▸ Directive: Exclude the pictures, then repeat the remaining data exactly.

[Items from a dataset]
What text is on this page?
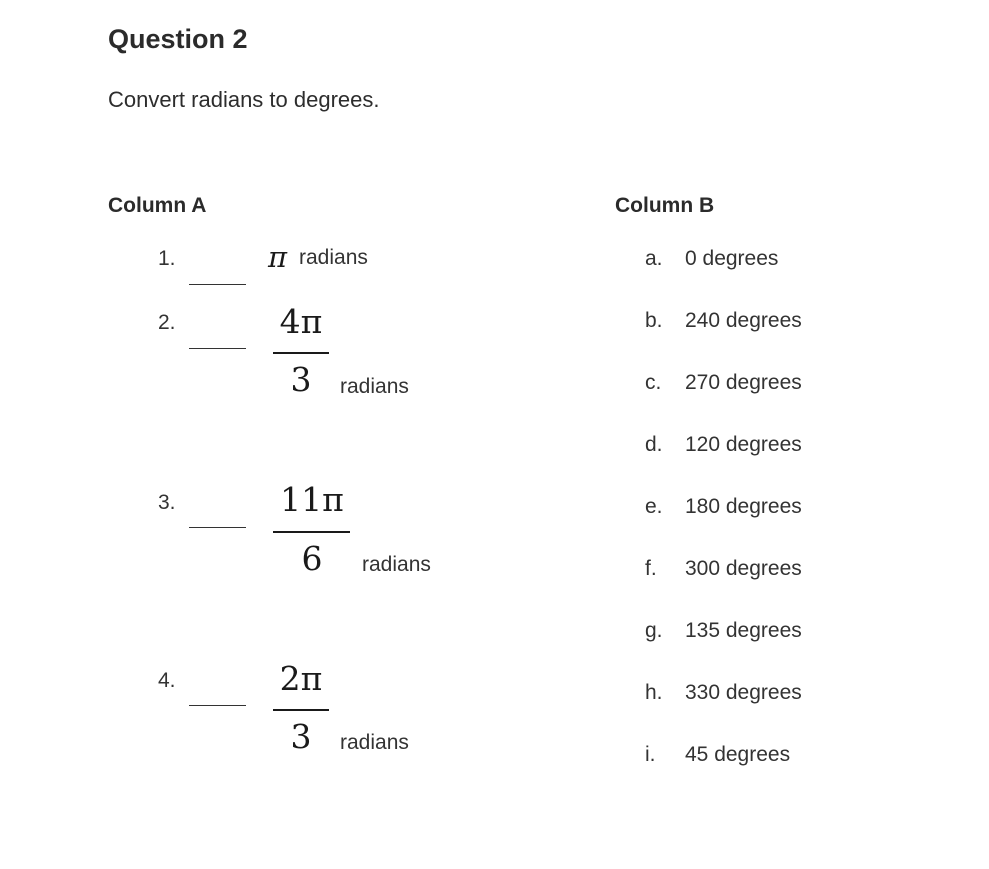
Question 2
Convert radians to degrees.
Column A	Column B
1.	π radians
2.	4π
3	radians
3.	11π
6	radians
4.	2π
3	radians
a. 0 degrees
b. 240 degrees
c. 270 degrees
d. 120 degrees
e. 180 degrees
f. 300 degrees
g. 135 degrees
h. 330 degrees
i. 45 degrees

▸ Task result:
What text is on this page?
Question 2
Convert radians to degrees.
Column A	Column B
1.	π radians
2.	4π
3	radians
3.	11π
6	radians
4.	2π
3	radians
a. 0 degrees
b. 240 degrees
c. 270 degrees
d. 120 degrees
e. 180 degrees
f. 300 degrees
g. 135 degrees
h. 330 degrees
i. 45 degrees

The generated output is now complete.